**GIVEN PROBLEM**
Extract every line where the string "Πειραιᾶ" appears.

------------------------------------------------------------------------

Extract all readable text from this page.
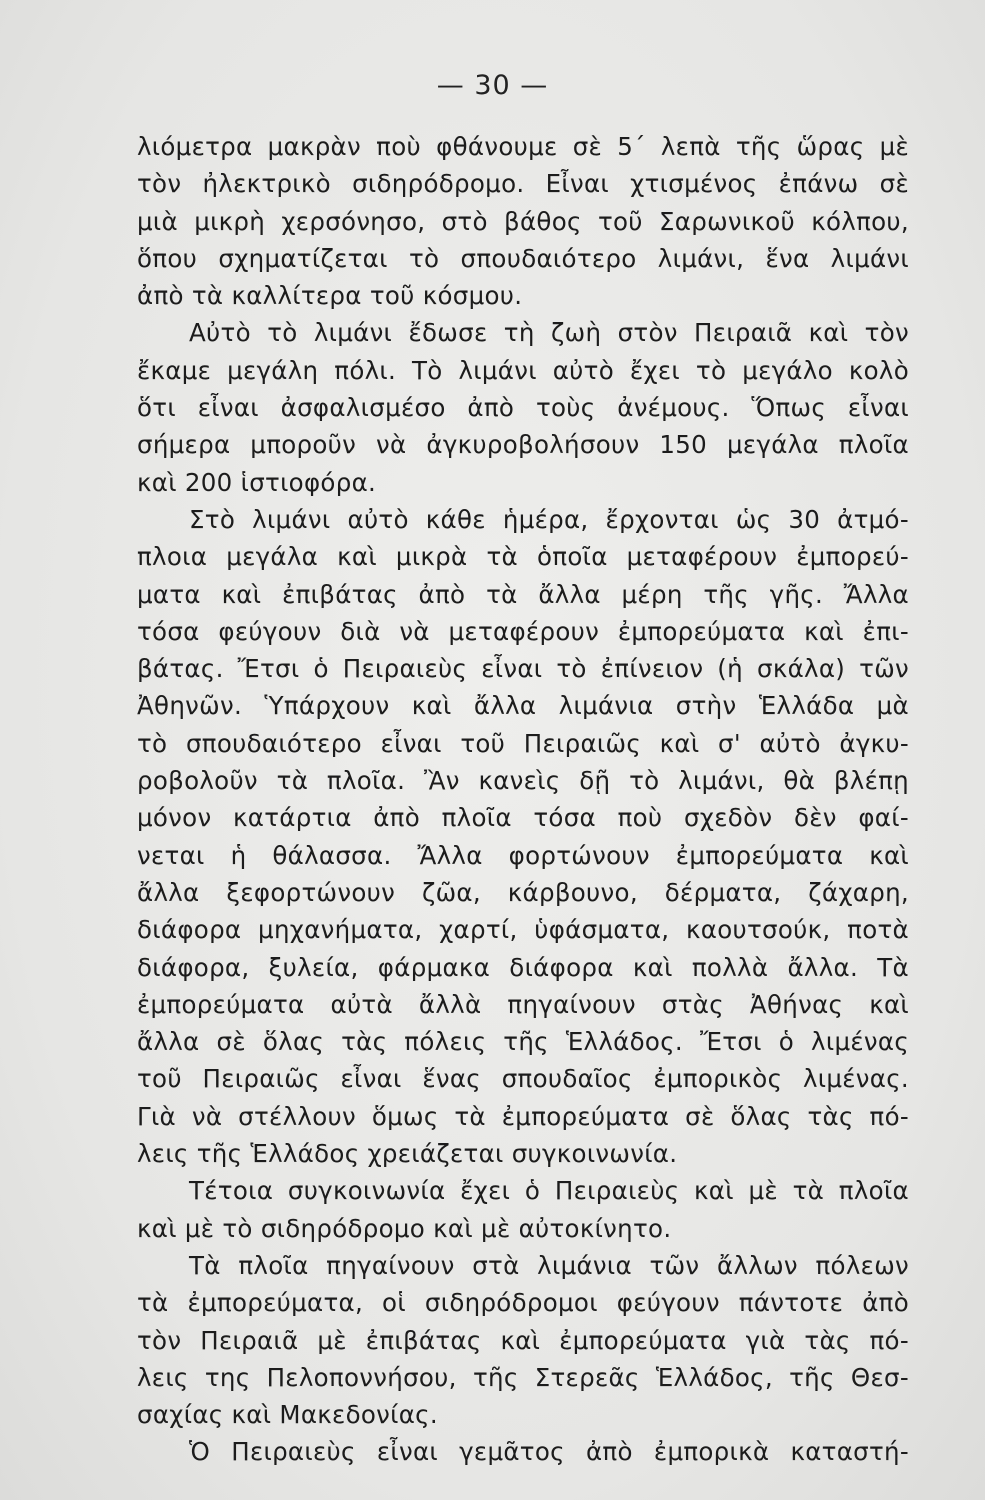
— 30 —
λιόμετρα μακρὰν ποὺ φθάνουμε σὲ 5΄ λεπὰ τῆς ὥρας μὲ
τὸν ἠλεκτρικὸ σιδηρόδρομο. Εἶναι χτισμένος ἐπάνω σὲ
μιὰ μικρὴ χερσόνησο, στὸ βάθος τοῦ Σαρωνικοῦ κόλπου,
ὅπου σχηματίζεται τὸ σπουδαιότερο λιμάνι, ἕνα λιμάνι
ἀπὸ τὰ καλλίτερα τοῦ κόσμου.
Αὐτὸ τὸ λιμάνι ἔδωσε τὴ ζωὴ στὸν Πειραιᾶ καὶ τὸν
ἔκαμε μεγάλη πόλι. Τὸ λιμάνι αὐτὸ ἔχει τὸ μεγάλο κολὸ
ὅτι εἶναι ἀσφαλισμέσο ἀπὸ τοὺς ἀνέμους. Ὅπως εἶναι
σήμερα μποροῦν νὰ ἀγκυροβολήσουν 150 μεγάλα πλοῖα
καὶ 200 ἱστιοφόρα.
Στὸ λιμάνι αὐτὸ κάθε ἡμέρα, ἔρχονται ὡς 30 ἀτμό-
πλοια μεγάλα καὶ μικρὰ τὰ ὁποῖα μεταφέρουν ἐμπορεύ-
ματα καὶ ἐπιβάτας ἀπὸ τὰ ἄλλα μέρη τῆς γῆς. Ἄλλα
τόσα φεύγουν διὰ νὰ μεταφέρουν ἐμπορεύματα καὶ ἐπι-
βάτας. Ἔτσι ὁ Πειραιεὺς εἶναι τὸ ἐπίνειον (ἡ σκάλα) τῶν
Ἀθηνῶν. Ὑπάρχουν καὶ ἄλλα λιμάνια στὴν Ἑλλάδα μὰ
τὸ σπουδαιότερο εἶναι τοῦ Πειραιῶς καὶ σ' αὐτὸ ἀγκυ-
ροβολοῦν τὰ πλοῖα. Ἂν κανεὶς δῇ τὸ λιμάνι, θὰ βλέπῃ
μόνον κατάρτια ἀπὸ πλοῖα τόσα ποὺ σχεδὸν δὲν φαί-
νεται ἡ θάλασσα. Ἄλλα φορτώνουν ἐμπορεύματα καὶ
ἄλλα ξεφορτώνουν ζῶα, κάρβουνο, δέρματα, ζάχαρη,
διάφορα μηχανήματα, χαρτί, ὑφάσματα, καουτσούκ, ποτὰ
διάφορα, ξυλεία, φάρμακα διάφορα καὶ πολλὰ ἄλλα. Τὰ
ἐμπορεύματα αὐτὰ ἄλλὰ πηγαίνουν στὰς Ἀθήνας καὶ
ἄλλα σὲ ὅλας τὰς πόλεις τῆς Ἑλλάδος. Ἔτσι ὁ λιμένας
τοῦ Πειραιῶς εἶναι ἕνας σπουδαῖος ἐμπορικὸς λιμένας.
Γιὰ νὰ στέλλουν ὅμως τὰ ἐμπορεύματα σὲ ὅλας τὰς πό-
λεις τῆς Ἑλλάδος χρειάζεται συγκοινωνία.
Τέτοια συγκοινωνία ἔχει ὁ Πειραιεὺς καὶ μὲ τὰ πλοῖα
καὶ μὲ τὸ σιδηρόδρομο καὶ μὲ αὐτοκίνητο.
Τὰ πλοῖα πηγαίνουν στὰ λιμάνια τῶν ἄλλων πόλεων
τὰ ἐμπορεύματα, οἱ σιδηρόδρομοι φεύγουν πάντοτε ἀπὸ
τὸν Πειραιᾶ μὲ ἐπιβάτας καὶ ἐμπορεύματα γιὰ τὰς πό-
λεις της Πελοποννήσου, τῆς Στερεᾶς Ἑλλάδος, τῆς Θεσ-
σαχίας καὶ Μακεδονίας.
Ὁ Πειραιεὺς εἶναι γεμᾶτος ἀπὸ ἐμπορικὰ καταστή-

------------------------------------------------------------------------

**COMPLETE OUTPUT**
Αὐτὸ τὸ λιμάνι ἔδωσε τὴ ζωὴ στὸν Πειραιᾶ καὶ τὸν
τὸν Πειραιᾶ μὲ ἐπιβάτας καὶ ἐμπορεύματα γιὰ τὰς πό-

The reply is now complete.